Do this >> Pick out the lines below with "الصالح" and list them.
+++ Supplied material +++
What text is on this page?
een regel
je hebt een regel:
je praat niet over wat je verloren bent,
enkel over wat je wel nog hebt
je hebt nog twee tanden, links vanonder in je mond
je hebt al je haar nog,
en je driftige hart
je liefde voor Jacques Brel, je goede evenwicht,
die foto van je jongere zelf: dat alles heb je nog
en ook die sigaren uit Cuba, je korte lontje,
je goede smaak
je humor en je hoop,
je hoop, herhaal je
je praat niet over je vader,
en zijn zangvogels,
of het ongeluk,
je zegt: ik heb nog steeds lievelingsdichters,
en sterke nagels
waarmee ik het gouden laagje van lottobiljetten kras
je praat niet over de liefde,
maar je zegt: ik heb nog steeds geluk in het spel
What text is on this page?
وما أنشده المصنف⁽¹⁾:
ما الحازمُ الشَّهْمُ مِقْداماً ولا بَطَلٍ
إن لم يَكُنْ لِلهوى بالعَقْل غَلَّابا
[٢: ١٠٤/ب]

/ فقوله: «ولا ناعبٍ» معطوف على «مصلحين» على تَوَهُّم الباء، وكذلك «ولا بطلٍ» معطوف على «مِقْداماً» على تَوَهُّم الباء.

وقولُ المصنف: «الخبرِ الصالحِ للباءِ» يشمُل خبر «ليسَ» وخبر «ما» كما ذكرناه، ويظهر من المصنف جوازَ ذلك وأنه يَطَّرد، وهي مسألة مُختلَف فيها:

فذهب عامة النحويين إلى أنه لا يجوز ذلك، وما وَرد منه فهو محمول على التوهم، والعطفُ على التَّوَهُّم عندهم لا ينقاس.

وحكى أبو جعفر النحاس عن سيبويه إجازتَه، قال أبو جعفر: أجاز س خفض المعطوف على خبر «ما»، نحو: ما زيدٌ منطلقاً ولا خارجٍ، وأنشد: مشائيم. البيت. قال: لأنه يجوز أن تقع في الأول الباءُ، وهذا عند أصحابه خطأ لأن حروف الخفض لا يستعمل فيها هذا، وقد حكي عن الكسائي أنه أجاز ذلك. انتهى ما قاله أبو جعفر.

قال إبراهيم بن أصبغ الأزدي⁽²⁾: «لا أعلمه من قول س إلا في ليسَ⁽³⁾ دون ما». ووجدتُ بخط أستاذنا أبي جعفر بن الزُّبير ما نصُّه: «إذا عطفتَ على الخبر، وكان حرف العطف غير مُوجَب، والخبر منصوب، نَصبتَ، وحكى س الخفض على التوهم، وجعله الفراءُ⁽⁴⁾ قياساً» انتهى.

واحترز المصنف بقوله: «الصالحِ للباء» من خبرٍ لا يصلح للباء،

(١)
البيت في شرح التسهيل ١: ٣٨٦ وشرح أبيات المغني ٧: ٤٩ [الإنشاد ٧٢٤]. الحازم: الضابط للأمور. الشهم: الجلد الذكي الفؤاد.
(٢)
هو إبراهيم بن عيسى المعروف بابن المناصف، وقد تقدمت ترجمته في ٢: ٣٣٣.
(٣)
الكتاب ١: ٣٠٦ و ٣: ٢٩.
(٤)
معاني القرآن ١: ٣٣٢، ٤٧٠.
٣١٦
+++
Response to this exercise >>
وقولُ المصنف: «الخبرِ الصالحِ للباءِ» يشمُل خبر «ليسَ» وخبر «ما» كما ذكرناه، ويظهر من المصنف جوازَ ذلك وأنه يَطَّرد، وهي مسألة مُختلَف فيها:
واحترز المصنف بقوله: «الصالحِ للباء» من خبرٍ لا يصلح للباء،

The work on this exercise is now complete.